» **WHAT TO PRODUCE**
Here are some records. Copy each one exactly.

--- begin DATA EXCERPTS ---

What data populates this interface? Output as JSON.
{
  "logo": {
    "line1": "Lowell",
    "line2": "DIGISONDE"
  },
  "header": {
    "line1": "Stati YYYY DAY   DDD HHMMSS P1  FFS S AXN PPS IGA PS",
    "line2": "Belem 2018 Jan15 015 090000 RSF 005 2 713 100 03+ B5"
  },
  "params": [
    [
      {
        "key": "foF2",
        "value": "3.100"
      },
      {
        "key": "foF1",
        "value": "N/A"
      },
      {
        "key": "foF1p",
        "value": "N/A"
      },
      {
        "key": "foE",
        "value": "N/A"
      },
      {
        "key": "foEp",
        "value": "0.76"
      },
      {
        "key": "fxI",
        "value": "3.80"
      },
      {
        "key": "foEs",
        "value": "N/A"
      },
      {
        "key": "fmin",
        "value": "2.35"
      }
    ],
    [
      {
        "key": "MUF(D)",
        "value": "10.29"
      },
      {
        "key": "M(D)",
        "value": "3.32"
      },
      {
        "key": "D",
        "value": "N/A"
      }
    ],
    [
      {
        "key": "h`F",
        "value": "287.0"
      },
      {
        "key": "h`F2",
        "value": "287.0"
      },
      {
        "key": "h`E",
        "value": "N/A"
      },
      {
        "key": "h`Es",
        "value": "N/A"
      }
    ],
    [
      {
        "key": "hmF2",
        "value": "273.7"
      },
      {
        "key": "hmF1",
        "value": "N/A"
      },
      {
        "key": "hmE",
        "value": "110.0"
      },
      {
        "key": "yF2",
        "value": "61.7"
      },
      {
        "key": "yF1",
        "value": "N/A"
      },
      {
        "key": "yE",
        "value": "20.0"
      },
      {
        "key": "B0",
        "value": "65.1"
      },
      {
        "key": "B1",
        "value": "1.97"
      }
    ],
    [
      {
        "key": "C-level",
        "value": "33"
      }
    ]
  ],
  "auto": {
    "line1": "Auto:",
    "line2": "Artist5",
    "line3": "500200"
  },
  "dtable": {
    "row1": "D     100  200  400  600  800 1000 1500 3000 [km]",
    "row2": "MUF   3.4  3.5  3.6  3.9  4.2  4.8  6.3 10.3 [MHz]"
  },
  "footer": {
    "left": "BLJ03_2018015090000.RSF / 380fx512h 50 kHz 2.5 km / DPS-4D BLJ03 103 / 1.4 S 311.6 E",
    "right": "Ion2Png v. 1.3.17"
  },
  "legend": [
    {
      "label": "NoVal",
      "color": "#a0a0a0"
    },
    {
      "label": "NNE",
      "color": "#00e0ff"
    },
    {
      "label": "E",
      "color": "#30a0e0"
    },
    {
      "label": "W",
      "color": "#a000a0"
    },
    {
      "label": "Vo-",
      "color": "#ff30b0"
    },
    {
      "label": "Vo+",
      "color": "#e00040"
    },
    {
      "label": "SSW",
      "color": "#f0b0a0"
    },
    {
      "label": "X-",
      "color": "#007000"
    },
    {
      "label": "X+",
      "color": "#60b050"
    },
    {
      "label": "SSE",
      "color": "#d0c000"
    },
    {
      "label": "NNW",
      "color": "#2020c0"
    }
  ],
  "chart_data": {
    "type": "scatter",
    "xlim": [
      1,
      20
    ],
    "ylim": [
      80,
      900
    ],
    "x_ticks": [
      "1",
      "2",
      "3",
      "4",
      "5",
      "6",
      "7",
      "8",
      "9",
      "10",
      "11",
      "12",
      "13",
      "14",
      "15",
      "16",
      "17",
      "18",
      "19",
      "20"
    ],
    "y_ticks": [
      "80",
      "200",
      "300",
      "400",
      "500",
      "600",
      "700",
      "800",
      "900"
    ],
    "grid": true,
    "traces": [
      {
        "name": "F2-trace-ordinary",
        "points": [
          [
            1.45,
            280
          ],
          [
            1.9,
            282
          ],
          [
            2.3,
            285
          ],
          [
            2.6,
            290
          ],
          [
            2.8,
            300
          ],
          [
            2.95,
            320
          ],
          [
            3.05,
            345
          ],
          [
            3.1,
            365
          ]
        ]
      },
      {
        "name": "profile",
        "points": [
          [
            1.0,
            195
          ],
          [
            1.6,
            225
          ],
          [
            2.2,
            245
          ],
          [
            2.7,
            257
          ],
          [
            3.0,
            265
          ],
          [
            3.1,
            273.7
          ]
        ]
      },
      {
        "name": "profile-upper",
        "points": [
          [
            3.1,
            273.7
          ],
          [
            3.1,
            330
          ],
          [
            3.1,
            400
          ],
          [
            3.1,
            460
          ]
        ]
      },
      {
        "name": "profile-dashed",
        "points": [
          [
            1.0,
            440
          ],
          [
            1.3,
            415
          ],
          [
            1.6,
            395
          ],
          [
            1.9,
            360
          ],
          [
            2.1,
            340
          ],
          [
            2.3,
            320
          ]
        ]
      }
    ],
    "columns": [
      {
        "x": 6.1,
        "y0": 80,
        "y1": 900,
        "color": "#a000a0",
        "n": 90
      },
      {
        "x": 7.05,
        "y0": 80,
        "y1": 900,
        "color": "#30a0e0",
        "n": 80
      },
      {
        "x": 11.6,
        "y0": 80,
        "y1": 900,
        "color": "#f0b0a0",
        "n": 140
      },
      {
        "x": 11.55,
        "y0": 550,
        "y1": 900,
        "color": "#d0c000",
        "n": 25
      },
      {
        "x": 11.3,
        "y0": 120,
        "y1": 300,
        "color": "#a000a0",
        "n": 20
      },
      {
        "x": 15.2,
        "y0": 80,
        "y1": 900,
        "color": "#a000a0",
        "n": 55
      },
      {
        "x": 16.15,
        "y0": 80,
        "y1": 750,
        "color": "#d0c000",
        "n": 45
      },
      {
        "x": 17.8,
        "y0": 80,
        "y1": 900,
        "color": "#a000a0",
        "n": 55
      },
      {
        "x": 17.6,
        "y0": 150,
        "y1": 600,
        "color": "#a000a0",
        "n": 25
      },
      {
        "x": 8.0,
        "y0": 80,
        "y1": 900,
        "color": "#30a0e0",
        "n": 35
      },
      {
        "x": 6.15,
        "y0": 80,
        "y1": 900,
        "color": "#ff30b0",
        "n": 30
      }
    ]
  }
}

--- end DATA EXCERPTS ---

» **COMPLETED EXERCISE**
What data populates this interface? Output as JSON.
{
  "logo": {
    "line1": "Lowell",
    "line2": "DIGISONDE"
  },
  "header": {
    "line1": "Stati YYYY DAY   DDD HHMMSS P1  FFS S AXN PPS IGA PS",
    "line2": "Belem 2018 Jan15 015 090000 RSF 005 2 713 100 03+ B5"
  },
  "params": [
    [
      {
        "key": "foF2",
        "value": "3.100"
      },
      {
        "key": "foF1",
        "value": "N/A"
      },
      {
        "key": "foF1p",
        "value": "N/A"
      },
      {
        "key": "foE",
        "value": "N/A"
      },
      {
        "key": "foEp",
        "value": "0.76"
      },
      {
        "key": "fxI",
        "value": "3.80"
      },
      {
        "key": "foEs",
        "value": "N/A"
      },
      {
        "key": "fmin",
        "value": "2.35"
      }
    ],
    [
      {
        "key": "MUF(D)",
        "value": "10.29"
      },
      {
        "key": "M(D)",
        "value": "3.32"
      },
      {
        "key": "D",
        "value": "N/A"
      }
    ],
    [
      {
        "key": "h`F",
        "value": "287.0"
      },
      {
        "key": "h`F2",
        "value": "287.0"
      },
      {
        "key": "h`E",
        "value": "N/A"
      },
      {
        "key": "h`Es",
        "value": "N/A"
      }
    ],
    [
      {
        "key": "hmF2",
        "value": "273.7"
      },
      {
        "key": "hmF1",
        "value": "N/A"
      },
      {
        "key": "hmE",
        "value": "110.0"
      },
      {
        "key": "yF2",
        "value": "61.7"
      },
      {
        "key": "yF1",
        "value": "N/A"
      },
      {
        "key": "yE",
        "value": "20.0"
      },
      {
        "key": "B0",
        "value": "65.1"
      },
      {
        "key": "B1",
        "value": "1.97"
      }
    ],
    [
      {
        "key": "C-level",
        "value": "33"
      }
    ]
  ],
  "auto": {
    "line1": "Auto:",
    "line2": "Artist5",
    "line3": "500200"
  },
  "dtable": {
    "row1": "D     100  200  400  600  800 1000 1500 3000 [km]",
    "row2": "MUF   3.4  3.5  3.6  3.9  4.2  4.8  6.3 10.3 [MHz]"
  },
  "footer": {
    "left": "BLJ03_2018015090000.RSF / 380fx512h 50 kHz 2.5 km / DPS-4D BLJ03 103 / 1.4 S 311.6 E",
    "right": "Ion2Png v. 1.3.17"
  },
  "legend": [
    {
      "label": "NoVal",
      "color": "#a0a0a0"
    },
    {
      "label": "NNE",
      "color": "#00e0ff"
    },
    {
      "label": "E",
      "color": "#30a0e0"
    },
    {
      "label": "W",
      "color": "#a000a0"
    },
    {
      "label": "Vo-",
      "color": "#ff30b0"
    },
    {
      "label": "Vo+",
      "color": "#e00040"
    },
    {
      "label": "SSW",
      "color": "#f0b0a0"
    },
    {
      "label": "X-",
      "color": "#007000"
    },
    {
      "label": "X+",
      "color": "#60b050"
    },
    {
      "label": "SSE",
      "color": "#d0c000"
    },
    {
      "label": "NNW",
      "color": "#2020c0"
    }
  ],
  "chart_data": {
    "type": "scatter",
    "xlim": [
      1,
      20
    ],
    "ylim": [
      80,
      900
    ],
    "x_ticks": [
      "1",
      "2",
      "3",
      "4",
      "5",
      "6",
      "7",
      "8",
      "9",
      "10",
      "11",
      "12",
      "13",
      "14",
      "15",
      "16",
      "17",
      "18",
      "19",
      "20"
    ],
    "y_ticks": [
      "80",
      "200",
      "300",
      "400",
      "500",
      "600",
      "700",
      "800",
      "900"
    ],
    "grid": true,
    "traces": [
      {
        "name": "F2-trace-ordinary",
        "points": [
          [
            1.45,
            280
          ],
          [
            1.9,
            282
          ],
          [
            2.3,
            285
          ],
          [
            2.6,
            290
          ],
          [
            2.8,
            300
          ],
          [
            2.95,
            320
          ],
          [
            3.05,
            345
          ],
          [
            3.1,
            365
          ]
        ]
      },
      {
        "name": "profile",
        "points": [
          [
            1.0,
            195
          ],
          [
            1.6,
            225
          ],
          [
            2.2,
            245
          ],
          [
            2.7,
            257
          ],
          [
            3.0,
            265
          ],
          [
            3.1,
            273.7
          ]
        ]
      },
      {
        "name": "profile-upper",
        "points": [
          [
            3.1,
            273.7
          ],
          [
            3.1,
            330
          ],
          [
            3.1,
            400
          ],
          [
            3.1,
            460
          ]
        ]
      },
      {
        "name": "profile-dashed",
        "points": [
          [
            1.0,
            440
          ],
          [
            1.3,
            415
          ],
          [
            1.6,
            395
          ],
          [
            1.9,
            360
          ],
          [
            2.1,
            340
          ],
          [
            2.3,
            320
          ]
        ]
      }
    ],
    "columns": [
      {
        "x": 6.1,
        "y0": 80,
        "y1": 900,
        "color": "#a000a0",
        "n": 90
      },
      {
        "x": 7.05,
        "y0": 80,
        "y1": 900,
        "color": "#30a0e0",
        "n": 80
      },
      {
        "x": 11.6,
        "y0": 80,
        "y1": 900,
        "color": "#f0b0a0",
        "n": 140
      },
      {
        "x": 11.55,
        "y0": 550,
        "y1": 900,
        "color": "#d0c000",
        "n": 25
      },
      {
        "x": 11.3,
        "y0": 120,
        "y1": 300,
        "color": "#a000a0",
        "n": 20
      },
      {
        "x": 15.2,
        "y0": 80,
        "y1": 900,
        "color": "#a000a0",
        "n": 55
      },
      {
        "x": 16.15,
        "y0": 80,
        "y1": 750,
        "color": "#d0c000",
        "n": 45
      },
      {
        "x": 17.8,
        "y0": 80,
        "y1": 900,
        "color": "#a000a0",
        "n": 55
      },
      {
        "x": 17.6,
        "y0": 150,
        "y1": 600,
        "color": "#a000a0",
        "n": 25
      },
      {
        "x": 8.0,
        "y0": 80,
        "y1": 900,
        "color": "#30a0e0",
        "n": 35
      },
      {
        "x": 6.15,
        "y0": 80,
        "y1": 900,
        "color": "#ff30b0",
        "n": 30
      }
    ]
  }
}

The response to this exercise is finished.